## Dataset records
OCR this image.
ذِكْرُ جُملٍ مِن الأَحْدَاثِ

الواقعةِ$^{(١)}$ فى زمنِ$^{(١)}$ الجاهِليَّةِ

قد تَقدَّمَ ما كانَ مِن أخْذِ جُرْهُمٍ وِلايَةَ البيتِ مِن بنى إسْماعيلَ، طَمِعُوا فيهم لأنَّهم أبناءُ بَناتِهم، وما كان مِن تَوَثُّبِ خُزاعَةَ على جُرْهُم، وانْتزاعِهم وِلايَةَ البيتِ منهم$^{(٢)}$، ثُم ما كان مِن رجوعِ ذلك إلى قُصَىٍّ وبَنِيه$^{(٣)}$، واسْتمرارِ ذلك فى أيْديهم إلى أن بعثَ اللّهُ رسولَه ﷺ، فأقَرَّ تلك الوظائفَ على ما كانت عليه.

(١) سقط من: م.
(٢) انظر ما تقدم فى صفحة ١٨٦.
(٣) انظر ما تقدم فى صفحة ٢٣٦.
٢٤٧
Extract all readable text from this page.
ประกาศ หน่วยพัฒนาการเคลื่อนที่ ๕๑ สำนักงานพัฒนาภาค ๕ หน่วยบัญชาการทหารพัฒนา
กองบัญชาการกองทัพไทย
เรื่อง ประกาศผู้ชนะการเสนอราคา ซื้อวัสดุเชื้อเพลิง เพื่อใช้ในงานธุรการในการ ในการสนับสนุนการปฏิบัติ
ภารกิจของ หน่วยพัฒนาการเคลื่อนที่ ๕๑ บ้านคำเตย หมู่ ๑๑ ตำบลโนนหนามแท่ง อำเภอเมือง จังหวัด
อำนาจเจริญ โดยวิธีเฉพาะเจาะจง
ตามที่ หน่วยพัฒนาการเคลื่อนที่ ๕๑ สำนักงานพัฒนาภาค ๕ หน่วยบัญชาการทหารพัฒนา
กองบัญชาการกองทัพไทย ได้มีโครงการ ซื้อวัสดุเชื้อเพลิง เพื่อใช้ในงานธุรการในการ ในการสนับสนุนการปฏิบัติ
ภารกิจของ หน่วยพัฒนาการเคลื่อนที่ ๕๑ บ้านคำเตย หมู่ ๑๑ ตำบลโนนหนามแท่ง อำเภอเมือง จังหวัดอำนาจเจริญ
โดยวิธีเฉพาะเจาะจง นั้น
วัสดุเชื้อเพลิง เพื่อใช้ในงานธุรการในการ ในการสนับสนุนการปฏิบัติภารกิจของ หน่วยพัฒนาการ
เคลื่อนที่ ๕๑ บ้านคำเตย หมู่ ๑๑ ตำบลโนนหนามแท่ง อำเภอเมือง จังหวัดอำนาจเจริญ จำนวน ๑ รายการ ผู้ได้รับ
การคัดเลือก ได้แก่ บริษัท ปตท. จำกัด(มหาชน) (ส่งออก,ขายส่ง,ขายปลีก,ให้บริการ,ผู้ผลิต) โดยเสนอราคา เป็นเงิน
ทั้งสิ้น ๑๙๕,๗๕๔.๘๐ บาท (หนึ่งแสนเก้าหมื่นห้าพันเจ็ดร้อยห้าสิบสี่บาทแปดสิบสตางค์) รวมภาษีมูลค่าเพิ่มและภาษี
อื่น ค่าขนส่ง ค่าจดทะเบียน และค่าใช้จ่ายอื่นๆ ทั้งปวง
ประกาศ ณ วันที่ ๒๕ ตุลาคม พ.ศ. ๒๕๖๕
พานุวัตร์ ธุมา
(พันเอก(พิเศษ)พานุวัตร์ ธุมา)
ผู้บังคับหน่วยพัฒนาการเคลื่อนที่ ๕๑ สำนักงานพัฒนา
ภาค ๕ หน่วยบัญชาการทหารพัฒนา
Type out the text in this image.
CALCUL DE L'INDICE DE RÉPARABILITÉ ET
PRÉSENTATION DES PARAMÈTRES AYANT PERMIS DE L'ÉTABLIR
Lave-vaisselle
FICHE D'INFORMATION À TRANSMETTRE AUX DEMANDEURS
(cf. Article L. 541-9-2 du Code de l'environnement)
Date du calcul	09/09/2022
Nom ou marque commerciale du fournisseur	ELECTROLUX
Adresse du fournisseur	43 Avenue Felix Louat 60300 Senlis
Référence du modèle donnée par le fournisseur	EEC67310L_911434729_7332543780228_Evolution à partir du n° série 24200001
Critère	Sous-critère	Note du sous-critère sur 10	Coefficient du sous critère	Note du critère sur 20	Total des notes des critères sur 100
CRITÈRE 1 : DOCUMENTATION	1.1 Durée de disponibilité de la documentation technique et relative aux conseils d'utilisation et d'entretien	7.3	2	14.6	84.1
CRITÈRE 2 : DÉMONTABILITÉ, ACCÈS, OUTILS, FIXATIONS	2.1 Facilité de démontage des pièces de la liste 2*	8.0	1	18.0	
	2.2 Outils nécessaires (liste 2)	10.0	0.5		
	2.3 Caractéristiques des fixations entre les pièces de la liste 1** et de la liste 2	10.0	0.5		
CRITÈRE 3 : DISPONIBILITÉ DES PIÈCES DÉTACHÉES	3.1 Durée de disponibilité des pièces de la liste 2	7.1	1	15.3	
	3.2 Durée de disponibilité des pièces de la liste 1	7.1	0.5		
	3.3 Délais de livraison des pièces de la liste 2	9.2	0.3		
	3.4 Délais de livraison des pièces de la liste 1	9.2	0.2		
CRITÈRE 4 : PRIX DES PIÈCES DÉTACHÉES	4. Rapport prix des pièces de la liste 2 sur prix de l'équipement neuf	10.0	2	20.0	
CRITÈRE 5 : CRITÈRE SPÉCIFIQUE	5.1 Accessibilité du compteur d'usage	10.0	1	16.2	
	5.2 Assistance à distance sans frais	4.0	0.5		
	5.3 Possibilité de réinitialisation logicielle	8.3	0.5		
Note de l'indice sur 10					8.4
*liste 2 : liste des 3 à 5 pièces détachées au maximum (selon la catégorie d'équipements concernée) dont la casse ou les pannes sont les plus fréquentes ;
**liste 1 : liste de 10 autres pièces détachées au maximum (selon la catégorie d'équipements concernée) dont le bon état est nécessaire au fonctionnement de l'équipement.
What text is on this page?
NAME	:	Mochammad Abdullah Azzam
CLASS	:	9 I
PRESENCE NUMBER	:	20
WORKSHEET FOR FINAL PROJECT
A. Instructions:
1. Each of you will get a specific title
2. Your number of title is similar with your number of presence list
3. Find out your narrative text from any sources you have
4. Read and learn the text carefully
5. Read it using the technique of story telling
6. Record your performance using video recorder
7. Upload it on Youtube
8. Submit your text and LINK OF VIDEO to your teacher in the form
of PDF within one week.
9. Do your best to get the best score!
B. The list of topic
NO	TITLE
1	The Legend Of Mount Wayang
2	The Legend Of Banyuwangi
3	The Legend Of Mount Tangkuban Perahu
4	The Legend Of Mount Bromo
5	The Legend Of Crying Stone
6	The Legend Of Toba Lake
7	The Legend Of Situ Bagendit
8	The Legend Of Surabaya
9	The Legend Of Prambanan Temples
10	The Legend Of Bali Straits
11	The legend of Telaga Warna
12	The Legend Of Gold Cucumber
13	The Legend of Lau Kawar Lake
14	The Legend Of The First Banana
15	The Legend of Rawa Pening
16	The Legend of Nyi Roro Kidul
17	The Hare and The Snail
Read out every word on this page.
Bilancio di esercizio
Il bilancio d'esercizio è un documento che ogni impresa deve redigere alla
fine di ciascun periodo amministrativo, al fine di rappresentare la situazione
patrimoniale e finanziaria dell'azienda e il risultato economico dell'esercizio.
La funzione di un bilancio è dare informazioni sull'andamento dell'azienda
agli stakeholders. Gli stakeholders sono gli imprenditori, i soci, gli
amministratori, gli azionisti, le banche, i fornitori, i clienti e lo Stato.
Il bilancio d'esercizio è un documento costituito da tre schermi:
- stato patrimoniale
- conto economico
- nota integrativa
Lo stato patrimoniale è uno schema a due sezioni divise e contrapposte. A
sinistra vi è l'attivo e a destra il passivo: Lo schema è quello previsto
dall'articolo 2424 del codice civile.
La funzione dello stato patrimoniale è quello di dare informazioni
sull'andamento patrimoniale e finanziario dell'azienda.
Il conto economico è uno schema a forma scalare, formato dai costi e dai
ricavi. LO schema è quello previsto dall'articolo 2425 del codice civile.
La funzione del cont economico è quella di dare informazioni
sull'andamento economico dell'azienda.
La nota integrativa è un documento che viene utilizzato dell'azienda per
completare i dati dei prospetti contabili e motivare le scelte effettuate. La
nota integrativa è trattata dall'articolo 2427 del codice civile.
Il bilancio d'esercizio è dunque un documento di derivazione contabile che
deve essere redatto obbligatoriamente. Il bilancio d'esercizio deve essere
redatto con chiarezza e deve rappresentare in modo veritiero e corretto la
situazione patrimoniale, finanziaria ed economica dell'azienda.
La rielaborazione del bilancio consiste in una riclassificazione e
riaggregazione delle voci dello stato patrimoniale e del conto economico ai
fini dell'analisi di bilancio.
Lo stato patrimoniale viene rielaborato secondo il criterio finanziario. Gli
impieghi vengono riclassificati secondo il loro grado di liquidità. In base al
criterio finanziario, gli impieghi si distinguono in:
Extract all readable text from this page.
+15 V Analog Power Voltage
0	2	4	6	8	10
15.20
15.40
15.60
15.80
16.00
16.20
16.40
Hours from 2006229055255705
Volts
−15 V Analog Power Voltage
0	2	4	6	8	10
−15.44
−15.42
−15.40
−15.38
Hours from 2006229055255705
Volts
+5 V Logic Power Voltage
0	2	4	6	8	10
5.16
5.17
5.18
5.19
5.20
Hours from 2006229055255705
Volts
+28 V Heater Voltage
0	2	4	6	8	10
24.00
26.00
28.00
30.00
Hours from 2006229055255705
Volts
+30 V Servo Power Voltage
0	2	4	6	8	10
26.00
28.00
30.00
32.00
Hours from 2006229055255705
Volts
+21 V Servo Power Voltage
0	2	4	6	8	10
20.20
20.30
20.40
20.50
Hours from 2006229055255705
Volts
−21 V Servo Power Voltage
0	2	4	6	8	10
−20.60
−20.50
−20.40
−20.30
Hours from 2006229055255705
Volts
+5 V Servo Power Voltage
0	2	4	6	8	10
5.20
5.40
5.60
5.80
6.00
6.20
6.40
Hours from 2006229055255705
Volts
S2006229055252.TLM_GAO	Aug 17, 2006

## WHAT IS NEEDED
Extract from the material all lines containing the string "rappresentare".

## ANSWER TO THIS PROBLEM
fine di ciascun periodo amministrativo, al fine di rappresentare la situazione
redatto con chiarezza e deve rappresentare in modo veritiero e corretto la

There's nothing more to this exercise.